- **PROBLEM TO SOLVE**: From the entries below, pull out each line where "Наполеона" appears.

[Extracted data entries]
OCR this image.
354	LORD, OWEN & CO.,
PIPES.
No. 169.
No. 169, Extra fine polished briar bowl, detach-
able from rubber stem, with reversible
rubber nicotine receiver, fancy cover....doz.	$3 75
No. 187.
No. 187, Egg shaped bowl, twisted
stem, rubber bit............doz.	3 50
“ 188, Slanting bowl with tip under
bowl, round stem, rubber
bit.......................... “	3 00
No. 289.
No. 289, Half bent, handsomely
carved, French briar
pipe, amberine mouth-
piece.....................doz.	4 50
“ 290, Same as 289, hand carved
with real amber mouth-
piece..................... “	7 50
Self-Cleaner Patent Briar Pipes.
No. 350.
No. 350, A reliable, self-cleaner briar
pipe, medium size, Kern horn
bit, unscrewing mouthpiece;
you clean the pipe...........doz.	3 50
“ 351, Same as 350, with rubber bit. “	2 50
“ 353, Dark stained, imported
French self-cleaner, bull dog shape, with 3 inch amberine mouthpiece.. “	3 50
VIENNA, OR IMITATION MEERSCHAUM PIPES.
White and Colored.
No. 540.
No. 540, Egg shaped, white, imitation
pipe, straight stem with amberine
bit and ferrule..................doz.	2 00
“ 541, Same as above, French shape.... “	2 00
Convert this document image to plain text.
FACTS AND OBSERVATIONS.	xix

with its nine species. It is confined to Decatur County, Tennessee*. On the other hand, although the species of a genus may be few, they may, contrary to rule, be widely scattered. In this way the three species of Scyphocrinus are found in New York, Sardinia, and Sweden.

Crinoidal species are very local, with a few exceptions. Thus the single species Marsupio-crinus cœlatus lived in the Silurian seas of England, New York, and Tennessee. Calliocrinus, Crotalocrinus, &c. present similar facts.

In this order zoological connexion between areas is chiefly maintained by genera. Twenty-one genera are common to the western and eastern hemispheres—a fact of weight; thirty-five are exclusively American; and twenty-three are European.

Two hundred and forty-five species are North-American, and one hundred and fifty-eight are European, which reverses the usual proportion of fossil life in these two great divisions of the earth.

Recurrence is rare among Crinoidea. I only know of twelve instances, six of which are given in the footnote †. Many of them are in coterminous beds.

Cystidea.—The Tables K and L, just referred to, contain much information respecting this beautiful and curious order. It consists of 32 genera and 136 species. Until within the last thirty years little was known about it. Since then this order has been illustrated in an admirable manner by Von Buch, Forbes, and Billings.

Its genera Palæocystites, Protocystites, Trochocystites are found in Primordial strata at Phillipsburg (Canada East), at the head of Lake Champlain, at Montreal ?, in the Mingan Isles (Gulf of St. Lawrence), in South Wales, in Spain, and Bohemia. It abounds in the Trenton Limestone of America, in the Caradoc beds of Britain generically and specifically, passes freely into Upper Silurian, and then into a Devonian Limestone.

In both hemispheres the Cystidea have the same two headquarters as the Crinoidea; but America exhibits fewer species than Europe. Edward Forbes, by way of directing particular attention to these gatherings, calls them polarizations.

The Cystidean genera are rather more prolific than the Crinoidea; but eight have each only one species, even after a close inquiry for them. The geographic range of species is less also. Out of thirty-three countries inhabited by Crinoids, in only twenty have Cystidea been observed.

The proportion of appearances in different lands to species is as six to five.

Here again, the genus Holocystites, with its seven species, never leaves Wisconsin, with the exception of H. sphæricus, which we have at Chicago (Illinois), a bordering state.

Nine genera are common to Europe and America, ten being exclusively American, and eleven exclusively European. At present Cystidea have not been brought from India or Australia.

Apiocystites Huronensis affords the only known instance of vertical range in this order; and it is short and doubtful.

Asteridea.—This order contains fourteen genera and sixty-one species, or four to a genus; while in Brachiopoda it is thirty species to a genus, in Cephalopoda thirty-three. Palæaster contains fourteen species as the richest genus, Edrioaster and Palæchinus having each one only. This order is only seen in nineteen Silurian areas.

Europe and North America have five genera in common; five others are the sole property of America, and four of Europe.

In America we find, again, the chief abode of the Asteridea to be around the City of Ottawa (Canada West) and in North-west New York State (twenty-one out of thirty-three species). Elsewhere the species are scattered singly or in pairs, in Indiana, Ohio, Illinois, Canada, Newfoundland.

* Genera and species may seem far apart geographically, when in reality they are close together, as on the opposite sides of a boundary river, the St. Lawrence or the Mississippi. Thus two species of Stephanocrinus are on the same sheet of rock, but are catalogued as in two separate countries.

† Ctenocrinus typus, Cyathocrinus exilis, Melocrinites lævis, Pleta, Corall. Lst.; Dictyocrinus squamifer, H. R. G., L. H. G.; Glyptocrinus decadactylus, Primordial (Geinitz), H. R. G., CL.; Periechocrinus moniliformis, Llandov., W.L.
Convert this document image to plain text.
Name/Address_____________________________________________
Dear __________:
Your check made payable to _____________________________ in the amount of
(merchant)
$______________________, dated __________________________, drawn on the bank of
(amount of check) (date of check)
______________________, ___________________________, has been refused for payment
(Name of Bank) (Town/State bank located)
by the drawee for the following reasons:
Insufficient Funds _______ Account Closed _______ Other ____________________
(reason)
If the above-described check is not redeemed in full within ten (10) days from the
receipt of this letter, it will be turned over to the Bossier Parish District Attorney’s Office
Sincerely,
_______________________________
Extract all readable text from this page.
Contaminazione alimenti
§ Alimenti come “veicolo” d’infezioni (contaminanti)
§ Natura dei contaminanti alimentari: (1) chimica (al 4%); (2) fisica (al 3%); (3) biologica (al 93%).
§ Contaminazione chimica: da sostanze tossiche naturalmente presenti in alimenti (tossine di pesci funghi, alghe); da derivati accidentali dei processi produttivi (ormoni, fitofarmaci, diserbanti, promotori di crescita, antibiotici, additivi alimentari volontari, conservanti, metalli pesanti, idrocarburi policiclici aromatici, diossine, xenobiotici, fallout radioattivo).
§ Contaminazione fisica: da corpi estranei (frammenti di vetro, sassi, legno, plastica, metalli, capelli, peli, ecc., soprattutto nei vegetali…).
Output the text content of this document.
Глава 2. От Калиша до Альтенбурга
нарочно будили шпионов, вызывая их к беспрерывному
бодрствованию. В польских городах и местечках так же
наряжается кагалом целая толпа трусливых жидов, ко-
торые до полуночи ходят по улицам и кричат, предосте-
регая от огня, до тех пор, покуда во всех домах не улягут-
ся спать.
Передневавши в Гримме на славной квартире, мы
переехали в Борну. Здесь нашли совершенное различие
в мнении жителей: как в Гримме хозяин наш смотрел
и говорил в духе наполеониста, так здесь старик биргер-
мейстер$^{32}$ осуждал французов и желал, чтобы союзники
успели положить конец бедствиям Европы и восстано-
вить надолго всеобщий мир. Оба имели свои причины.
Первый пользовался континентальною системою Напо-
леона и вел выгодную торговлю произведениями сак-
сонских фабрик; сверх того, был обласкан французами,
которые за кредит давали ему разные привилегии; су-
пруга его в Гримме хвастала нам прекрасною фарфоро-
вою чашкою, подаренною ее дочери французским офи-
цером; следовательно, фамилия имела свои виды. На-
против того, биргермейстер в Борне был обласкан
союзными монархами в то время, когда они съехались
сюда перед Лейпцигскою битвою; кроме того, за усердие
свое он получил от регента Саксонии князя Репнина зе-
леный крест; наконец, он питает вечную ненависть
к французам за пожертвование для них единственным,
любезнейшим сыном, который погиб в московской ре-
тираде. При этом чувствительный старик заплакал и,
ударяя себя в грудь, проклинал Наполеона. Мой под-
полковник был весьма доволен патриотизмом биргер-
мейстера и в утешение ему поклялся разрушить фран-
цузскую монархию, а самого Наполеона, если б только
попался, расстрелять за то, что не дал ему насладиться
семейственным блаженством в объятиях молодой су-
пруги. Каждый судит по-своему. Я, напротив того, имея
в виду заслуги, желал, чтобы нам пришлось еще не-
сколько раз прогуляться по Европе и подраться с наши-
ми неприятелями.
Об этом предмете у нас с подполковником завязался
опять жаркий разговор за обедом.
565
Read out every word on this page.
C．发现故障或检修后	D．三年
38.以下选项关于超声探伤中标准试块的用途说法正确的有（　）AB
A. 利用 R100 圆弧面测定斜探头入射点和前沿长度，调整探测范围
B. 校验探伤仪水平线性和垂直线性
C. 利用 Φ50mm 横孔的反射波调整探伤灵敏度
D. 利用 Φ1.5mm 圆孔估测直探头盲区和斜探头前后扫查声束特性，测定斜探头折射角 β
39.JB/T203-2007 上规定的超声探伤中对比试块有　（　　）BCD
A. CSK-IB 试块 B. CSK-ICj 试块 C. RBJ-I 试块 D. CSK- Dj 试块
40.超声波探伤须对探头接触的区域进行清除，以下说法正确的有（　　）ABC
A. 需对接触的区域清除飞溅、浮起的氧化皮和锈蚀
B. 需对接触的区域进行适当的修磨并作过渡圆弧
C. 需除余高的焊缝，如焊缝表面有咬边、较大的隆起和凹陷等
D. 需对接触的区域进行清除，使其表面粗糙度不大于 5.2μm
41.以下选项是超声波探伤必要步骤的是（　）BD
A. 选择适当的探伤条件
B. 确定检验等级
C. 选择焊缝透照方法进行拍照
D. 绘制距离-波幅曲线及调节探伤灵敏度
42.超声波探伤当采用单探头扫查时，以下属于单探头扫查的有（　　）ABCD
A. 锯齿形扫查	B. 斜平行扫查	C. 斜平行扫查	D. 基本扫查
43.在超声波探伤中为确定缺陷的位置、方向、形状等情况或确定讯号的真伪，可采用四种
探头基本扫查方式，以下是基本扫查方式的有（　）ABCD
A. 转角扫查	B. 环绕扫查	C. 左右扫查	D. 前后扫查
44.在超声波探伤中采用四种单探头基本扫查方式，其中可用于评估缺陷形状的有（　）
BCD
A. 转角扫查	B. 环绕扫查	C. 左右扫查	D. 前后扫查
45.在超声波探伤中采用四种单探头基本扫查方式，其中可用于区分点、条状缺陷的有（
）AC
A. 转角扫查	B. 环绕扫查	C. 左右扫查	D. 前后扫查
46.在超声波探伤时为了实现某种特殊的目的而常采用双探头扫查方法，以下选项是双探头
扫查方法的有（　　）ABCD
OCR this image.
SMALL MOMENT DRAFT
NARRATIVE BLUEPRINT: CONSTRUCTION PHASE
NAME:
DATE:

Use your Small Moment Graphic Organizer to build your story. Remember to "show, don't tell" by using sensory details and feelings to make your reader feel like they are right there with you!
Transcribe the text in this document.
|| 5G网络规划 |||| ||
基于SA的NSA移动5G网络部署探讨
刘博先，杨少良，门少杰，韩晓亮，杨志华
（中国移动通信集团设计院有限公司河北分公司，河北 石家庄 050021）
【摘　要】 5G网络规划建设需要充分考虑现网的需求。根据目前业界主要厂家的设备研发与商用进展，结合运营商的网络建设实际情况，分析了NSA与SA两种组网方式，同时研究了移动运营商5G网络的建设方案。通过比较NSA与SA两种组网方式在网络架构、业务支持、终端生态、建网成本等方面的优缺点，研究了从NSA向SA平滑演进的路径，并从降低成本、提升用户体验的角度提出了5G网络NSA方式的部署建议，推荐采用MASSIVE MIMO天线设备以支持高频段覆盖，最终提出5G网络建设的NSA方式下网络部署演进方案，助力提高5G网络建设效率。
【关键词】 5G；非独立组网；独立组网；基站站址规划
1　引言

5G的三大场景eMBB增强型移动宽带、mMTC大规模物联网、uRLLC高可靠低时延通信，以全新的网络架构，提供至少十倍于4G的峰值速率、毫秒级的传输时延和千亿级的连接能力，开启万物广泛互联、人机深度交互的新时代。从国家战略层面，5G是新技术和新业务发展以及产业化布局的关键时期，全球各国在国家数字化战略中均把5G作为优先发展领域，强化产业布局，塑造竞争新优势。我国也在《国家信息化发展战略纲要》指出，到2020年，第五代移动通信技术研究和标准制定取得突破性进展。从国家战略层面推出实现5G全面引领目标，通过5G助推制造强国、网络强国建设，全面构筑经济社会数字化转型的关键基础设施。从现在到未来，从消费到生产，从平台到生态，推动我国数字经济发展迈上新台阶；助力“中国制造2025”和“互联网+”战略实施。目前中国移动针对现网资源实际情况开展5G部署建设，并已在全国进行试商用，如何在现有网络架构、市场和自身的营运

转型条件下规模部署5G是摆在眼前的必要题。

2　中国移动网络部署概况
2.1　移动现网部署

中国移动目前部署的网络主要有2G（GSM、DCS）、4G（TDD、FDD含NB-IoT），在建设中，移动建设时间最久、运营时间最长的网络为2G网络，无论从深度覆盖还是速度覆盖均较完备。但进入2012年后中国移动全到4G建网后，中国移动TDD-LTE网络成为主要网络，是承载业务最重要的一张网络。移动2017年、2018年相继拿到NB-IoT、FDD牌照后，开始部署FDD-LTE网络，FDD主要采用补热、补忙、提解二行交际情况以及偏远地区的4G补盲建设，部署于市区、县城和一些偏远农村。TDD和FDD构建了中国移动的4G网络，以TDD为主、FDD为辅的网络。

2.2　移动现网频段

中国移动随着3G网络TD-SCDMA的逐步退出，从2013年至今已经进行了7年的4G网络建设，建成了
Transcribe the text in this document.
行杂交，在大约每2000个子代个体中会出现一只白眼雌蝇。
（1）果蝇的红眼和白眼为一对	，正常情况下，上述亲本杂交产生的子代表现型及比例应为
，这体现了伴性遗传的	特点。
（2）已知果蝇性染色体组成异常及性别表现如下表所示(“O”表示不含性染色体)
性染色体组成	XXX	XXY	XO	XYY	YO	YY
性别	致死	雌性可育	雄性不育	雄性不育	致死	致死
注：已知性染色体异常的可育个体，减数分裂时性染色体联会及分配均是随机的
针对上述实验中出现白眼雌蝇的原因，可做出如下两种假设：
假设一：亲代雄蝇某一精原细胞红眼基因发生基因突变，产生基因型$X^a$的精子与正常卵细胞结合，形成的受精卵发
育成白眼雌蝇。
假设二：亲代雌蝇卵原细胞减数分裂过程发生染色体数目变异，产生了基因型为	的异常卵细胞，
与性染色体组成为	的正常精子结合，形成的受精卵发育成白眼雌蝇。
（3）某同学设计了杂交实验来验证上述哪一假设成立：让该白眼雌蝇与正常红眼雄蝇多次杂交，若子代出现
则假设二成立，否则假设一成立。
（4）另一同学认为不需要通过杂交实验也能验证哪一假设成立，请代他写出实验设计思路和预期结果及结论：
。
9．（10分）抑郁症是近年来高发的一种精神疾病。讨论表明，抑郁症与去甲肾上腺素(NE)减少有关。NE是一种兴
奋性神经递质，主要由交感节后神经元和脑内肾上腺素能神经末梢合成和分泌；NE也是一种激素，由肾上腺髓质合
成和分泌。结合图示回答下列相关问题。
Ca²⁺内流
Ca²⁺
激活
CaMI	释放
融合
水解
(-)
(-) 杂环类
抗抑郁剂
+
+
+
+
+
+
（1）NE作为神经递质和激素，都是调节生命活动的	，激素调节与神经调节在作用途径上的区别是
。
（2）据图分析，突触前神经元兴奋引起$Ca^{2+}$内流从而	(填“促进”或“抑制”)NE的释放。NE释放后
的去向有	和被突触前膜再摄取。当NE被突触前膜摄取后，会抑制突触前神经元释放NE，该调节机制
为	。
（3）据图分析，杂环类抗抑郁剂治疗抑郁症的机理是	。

- **RESULT**:
ударяя себя в грудь, проклинал Наполеона. Мой под-
цузскую монархию, а самого Наполеона, если б только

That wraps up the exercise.